* Requirements:
How many lines in the records below contain the word "Brexit"? Answer with the number alone.

* The records:
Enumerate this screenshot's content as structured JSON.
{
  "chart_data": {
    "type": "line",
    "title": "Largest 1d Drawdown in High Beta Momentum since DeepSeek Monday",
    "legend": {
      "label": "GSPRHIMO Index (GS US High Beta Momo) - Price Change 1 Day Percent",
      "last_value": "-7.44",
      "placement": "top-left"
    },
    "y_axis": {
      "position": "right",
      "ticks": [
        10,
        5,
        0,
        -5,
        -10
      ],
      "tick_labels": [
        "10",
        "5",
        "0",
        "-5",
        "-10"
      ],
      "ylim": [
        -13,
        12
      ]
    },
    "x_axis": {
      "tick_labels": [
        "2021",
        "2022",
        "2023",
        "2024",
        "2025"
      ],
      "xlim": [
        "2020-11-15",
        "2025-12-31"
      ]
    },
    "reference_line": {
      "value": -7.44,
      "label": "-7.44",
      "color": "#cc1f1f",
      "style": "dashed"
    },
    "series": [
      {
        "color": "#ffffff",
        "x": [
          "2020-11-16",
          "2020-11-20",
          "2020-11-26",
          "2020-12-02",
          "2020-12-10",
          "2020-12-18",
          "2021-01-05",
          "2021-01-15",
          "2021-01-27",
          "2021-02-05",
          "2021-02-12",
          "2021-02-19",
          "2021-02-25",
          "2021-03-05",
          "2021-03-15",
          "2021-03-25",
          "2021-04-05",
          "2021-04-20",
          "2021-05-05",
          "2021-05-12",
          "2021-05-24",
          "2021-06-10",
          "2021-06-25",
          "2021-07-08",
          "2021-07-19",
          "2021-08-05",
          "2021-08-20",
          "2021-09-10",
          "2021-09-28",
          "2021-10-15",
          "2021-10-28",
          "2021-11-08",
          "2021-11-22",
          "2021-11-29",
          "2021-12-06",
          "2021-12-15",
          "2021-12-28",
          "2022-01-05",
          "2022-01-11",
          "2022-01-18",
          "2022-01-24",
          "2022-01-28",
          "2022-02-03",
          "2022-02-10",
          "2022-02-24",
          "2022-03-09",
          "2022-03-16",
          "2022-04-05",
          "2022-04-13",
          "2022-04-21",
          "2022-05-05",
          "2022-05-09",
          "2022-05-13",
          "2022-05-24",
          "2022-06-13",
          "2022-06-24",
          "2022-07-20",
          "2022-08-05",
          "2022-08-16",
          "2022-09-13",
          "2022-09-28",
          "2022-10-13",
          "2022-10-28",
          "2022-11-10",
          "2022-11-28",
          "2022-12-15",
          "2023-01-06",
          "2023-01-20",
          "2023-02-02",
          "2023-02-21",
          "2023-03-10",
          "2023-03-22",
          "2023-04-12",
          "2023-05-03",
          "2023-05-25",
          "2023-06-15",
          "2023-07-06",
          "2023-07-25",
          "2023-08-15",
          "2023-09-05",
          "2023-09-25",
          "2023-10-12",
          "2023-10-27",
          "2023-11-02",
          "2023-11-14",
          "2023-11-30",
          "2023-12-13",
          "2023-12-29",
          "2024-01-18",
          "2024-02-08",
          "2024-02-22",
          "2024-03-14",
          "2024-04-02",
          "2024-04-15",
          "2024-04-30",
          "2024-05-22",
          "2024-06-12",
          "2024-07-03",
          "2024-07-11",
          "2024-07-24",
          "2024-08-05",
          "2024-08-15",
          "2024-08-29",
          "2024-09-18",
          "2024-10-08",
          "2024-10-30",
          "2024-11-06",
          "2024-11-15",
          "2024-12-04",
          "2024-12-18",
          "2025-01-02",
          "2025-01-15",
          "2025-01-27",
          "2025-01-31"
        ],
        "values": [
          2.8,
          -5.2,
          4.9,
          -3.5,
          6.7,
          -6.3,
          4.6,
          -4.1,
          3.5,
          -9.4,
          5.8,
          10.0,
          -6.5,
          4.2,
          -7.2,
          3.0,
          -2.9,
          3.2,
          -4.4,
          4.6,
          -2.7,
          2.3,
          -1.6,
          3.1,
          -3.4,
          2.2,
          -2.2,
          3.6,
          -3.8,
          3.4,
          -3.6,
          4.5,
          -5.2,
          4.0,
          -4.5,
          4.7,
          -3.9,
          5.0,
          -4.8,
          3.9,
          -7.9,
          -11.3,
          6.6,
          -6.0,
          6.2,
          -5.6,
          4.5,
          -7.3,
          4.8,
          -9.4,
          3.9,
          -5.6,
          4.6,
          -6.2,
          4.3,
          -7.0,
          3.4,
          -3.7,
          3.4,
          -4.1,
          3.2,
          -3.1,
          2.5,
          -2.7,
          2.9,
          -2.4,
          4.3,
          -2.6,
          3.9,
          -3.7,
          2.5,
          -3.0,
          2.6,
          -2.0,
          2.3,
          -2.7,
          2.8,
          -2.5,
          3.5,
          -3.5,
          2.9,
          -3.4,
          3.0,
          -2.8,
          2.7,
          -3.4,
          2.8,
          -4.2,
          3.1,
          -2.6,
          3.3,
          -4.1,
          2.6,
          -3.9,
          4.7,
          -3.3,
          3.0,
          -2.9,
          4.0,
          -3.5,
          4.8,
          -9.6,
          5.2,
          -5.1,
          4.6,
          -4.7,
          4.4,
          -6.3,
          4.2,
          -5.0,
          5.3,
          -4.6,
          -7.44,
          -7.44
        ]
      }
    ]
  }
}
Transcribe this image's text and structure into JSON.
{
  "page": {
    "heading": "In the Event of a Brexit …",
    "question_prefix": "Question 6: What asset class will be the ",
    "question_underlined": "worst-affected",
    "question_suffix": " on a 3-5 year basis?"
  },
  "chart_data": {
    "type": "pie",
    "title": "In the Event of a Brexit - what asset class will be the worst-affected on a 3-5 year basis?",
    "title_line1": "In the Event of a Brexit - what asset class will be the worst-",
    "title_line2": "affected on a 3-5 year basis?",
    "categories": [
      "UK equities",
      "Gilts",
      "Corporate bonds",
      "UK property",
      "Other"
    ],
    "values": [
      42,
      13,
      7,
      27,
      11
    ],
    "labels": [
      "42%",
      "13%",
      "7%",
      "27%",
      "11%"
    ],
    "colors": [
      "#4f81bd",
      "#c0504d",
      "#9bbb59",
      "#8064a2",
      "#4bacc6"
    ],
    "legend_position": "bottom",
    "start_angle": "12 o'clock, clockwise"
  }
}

* Exercise output:
3